What needs to be done: Produce the listing below again, exactly as shown.

◇ ◇ ◇ ◇ ◇ ◇ ◇

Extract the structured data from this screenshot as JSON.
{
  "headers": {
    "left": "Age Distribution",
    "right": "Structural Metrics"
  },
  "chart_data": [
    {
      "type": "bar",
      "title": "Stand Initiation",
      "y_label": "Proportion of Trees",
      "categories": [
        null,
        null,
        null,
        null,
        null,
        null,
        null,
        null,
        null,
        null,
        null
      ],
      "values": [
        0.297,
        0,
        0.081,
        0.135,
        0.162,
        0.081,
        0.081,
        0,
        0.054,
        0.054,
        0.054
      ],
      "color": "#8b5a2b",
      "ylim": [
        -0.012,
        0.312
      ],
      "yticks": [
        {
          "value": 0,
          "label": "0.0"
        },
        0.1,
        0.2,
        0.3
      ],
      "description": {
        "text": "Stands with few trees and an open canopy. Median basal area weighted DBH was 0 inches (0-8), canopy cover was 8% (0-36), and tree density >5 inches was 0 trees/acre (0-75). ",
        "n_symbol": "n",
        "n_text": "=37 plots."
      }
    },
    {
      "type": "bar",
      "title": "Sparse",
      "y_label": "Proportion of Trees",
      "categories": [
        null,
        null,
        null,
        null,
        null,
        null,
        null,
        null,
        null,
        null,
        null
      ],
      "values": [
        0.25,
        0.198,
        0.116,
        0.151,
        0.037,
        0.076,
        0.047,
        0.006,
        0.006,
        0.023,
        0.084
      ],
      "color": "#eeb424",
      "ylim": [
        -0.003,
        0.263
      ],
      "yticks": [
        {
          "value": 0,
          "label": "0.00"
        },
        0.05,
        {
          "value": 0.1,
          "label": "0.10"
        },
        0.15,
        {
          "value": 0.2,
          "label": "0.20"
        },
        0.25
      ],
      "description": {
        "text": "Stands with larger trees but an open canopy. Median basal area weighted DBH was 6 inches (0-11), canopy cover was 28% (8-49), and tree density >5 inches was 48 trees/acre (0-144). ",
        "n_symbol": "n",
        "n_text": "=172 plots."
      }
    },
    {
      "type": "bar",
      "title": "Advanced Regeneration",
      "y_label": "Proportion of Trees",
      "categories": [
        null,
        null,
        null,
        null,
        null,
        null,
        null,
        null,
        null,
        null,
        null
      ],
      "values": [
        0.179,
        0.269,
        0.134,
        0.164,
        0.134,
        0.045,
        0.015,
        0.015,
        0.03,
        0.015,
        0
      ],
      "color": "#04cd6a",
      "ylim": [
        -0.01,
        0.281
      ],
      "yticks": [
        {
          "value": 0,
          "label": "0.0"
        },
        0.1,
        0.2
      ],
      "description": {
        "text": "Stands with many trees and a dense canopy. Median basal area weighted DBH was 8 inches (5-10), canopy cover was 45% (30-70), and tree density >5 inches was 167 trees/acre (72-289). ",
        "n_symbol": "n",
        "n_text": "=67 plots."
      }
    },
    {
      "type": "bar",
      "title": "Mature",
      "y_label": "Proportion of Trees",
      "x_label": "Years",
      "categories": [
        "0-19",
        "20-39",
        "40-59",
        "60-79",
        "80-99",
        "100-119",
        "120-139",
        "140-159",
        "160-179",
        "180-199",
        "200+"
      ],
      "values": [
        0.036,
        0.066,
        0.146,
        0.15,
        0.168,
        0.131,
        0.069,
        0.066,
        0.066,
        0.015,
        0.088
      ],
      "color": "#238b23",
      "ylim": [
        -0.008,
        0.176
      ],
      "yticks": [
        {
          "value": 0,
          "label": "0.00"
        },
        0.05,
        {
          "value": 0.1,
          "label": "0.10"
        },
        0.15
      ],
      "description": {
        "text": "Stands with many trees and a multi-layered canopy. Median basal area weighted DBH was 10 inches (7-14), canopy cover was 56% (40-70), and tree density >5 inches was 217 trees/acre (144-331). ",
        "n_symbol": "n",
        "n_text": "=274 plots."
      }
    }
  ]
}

◇ ◇ ◇ ◇ ◇ ◇ ◇

Finished exercise:
Extract the structured data from this screenshot as JSON.
{
  "headers": {
    "left": "Age Distribution",
    "right": "Structural Metrics"
  },
  "chart_data": [
    {
      "type": "bar",
      "title": "Stand Initiation",
      "y_label": "Proportion of Trees",
      "categories": [
        null,
        null,
        null,
        null,
        null,
        null,
        null,
        null,
        null,
        null,
        null
      ],
      "values": [
        0.297,
        0,
        0.081,
        0.135,
        0.162,
        0.081,
        0.081,
        0,
        0.054,
        0.054,
        0.054
      ],
      "color": "#8b5a2b",
      "ylim": [
        -0.012,
        0.312
      ],
      "yticks": [
        {
          "value": 0,
          "label": "0.0"
        },
        0.1,
        0.2,
        0.3
      ],
      "description": {
        "text": "Stands with few trees and an open canopy. Median basal area weighted DBH was 0 inches (0-8), canopy cover was 8% (0-36), and tree density >5 inches was 0 trees/acre (0-75). ",
        "n_symbol": "n",
        "n_text": "=37 plots."
      }
    },
    {
      "type": "bar",
      "title": "Sparse",
      "y_label": "Proportion of Trees",
      "categories": [
        null,
        null,
        null,
        null,
        null,
        null,
        null,
        null,
        null,
        null,
        null
      ],
      "values": [
        0.25,
        0.198,
        0.116,
        0.151,
        0.037,
        0.076,
        0.047,
        0.006,
        0.006,
        0.023,
        0.084
      ],
      "color": "#eeb424",
      "ylim": [
        -0.003,
        0.263
      ],
      "yticks": [
        {
          "value": 0,
          "label": "0.00"
        },
        0.05,
        {
          "value": 0.1,
          "label": "0.10"
        },
        0.15,
        {
          "value": 0.2,
          "label": "0.20"
        },
        0.25
      ],
      "description": {
        "text": "Stands with larger trees but an open canopy. Median basal area weighted DBH was 6 inches (0-11), canopy cover was 28% (8-49), and tree density >5 inches was 48 trees/acre (0-144). ",
        "n_symbol": "n",
        "n_text": "=172 plots."
      }
    },
    {
      "type": "bar",
      "title": "Advanced Regeneration",
      "y_label": "Proportion of Trees",
      "categories": [
        null,
        null,
        null,
        null,
        null,
        null,
        null,
        null,
        null,
        null,
        null
      ],
      "values": [
        0.179,
        0.269,
        0.134,
        0.164,
        0.134,
        0.045,
        0.015,
        0.015,
        0.03,
        0.015,
        0
      ],
      "color": "#04cd6a",
      "ylim": [
        -0.01,
        0.281
      ],
      "yticks": [
        {
          "value": 0,
          "label": "0.0"
        },
        0.1,
        0.2
      ],
      "description": {
        "text": "Stands with many trees and a dense canopy. Median basal area weighted DBH was 8 inches (5-10), canopy cover was 45% (30-70), and tree density >5 inches was 167 trees/acre (72-289). ",
        "n_symbol": "n",
        "n_text": "=67 plots."
      }
    },
    {
      "type": "bar",
      "title": "Mature",
      "y_label": "Proportion of Trees",
      "x_label": "Years",
      "categories": [
        "0-19",
        "20-39",
        "40-59",
        "60-79",
        "80-99",
        "100-119",
        "120-139",
        "140-159",
        "160-179",
        "180-199",
        "200+"
      ],
      "values": [
        0.036,
        0.066,
        0.146,
        0.15,
        0.168,
        0.131,
        0.069,
        0.066,
        0.066,
        0.015,
        0.088
      ],
      "color": "#238b23",
      "ylim": [
        -0.008,
        0.176
      ],
      "yticks": [
        {
          "value": 0,
          "label": "0.00"
        },
        0.05,
        {
          "value": 0.1,
          "label": "0.10"
        },
        0.15
      ],
      "description": {
        "text": "Stands with many trees and a multi-layered canopy. Median basal area weighted DBH was 10 inches (7-14), canopy cover was 56% (40-70), and tree density >5 inches was 217 trees/acre (144-331). ",
        "n_symbol": "n",
        "n_text": "=274 plots."
      }
    }
  ]
}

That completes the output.